YOUR TASK: The entries below need to be written out exactly, with no pictures included.

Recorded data
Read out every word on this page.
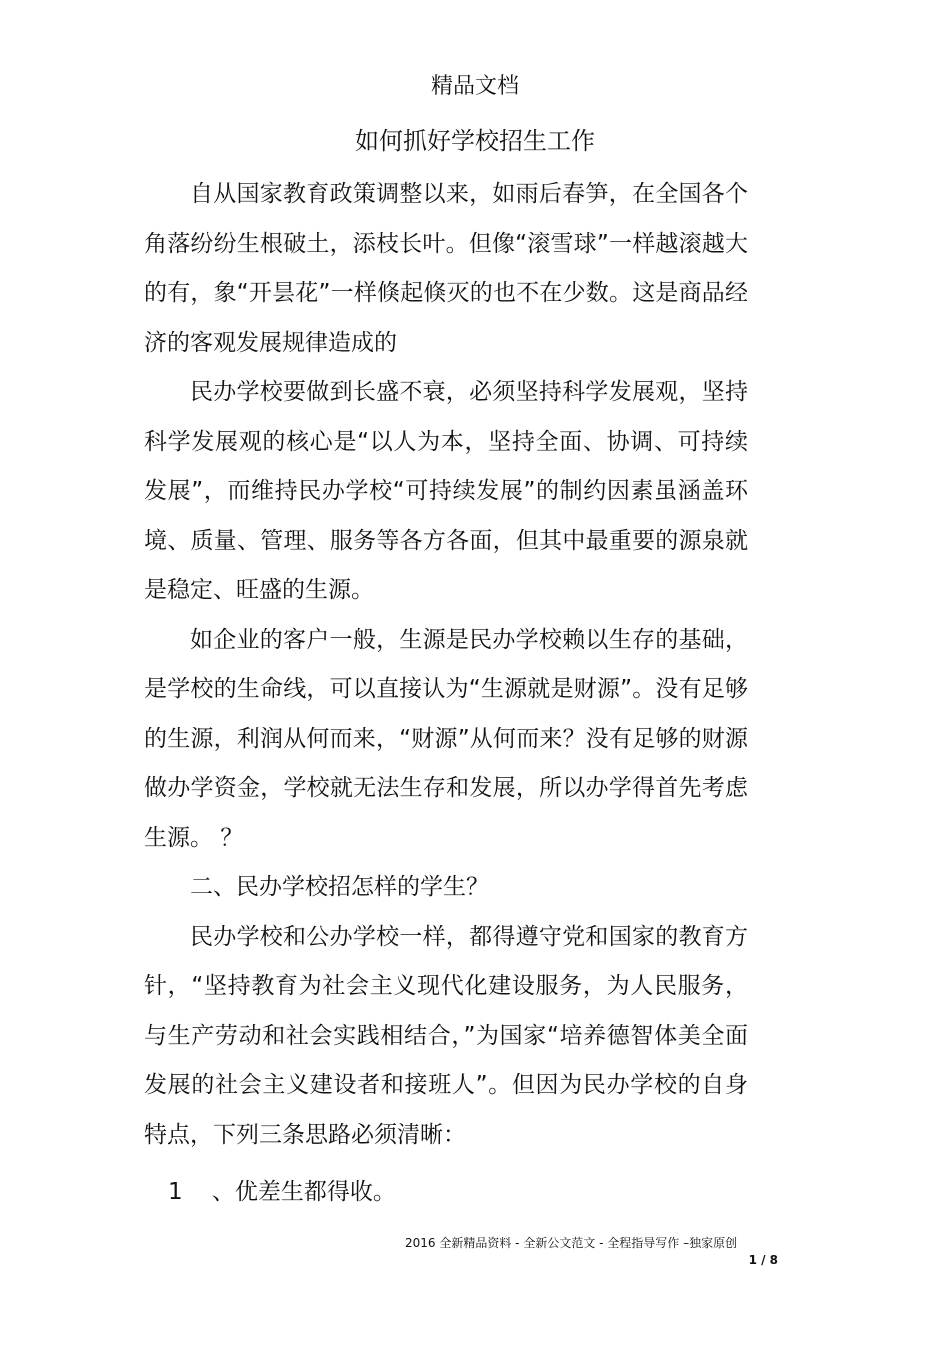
精品文档
如何抓好学校招生工作

自从国家教育政策调整以来，如雨后春笋，在全国各个角落纷纷生根破土，添枝长叶。但像“滚雪球”一样越滚越大的有，象“开昙花”一样倏起倏灭的也不在少数。这是商品经济的客观发展规律造成的

民办学校要做到长盛不衰，必须坚持科学发展观，坚持科学发展观的核心是“以人为本，坚持全面、协调、可持续发展”，而维持民办学校“可持续发展”的制约因素虽涵盖环境、质量、管理、服务等各方各面，但其中最重要的源泉就是稳定、旺盛的生源。

如企业的客户一般，生源是民办学校赖以生存的基础，是学校的生命线，可以直接认为“生源就是财源”。没有足够的生源，利润从何而来，“财源”从何而来？没有足够的财源做办学资金，学校就无法生存和发展，所以办学得首先考虑生源。 ？

二、民办学校招怎样的学生？

民办学校和公办学校一样，都得遵守党和国家的教育方针，“坚持教育为社会主义现代化建设服务，为人民服务，与生产劳动和社会实践相结合，”为国家“培养德智体美全面发展的社会主义建设者和接班人”。但因为民办学校的自身特点，下列三条思路必须清晰：

1    、优差生都得收。
2016 全新精品资料 - 全新公文范文 - 全程指导写作 –独家原创
1 / 8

FINAL ANSWER:
Read out every word on this page.
精品文档
如何抓好学校招生工作

自从国家教育政策调整以来，如雨后春笋，在全国各个角落纷纷生根破土，添枝长叶。但像“滚雪球”一样越滚越大的有，象“开昙花”一样倏起倏灭的也不在少数。这是商品经济的客观发展规律造成的

民办学校要做到长盛不衰，必须坚持科学发展观，坚持科学发展观的核心是“以人为本，坚持全面、协调、可持续发展”，而维持民办学校“可持续发展”的制约因素虽涵盖环境、质量、管理、服务等各方各面，但其中最重要的源泉就是稳定、旺盛的生源。

如企业的客户一般，生源是民办学校赖以生存的基础，是学校的生命线，可以直接认为“生源就是财源”。没有足够的生源，利润从何而来，“财源”从何而来？没有足够的财源做办学资金，学校就无法生存和发展，所以办学得首先考虑生源。 ？

二、民办学校招怎样的学生？

民办学校和公办学校一样，都得遵守党和国家的教育方针，“坚持教育为社会主义现代化建设服务，为人民服务，与生产劳动和社会实践相结合，”为国家“培养德智体美全面发展的社会主义建设者和接班人”。但因为民办学校的自身特点，下列三条思路必须清晰：

1    、优差生都得收。
2016 全新精品资料 - 全新公文范文 - 全程指导写作 –独家原创
1 / 8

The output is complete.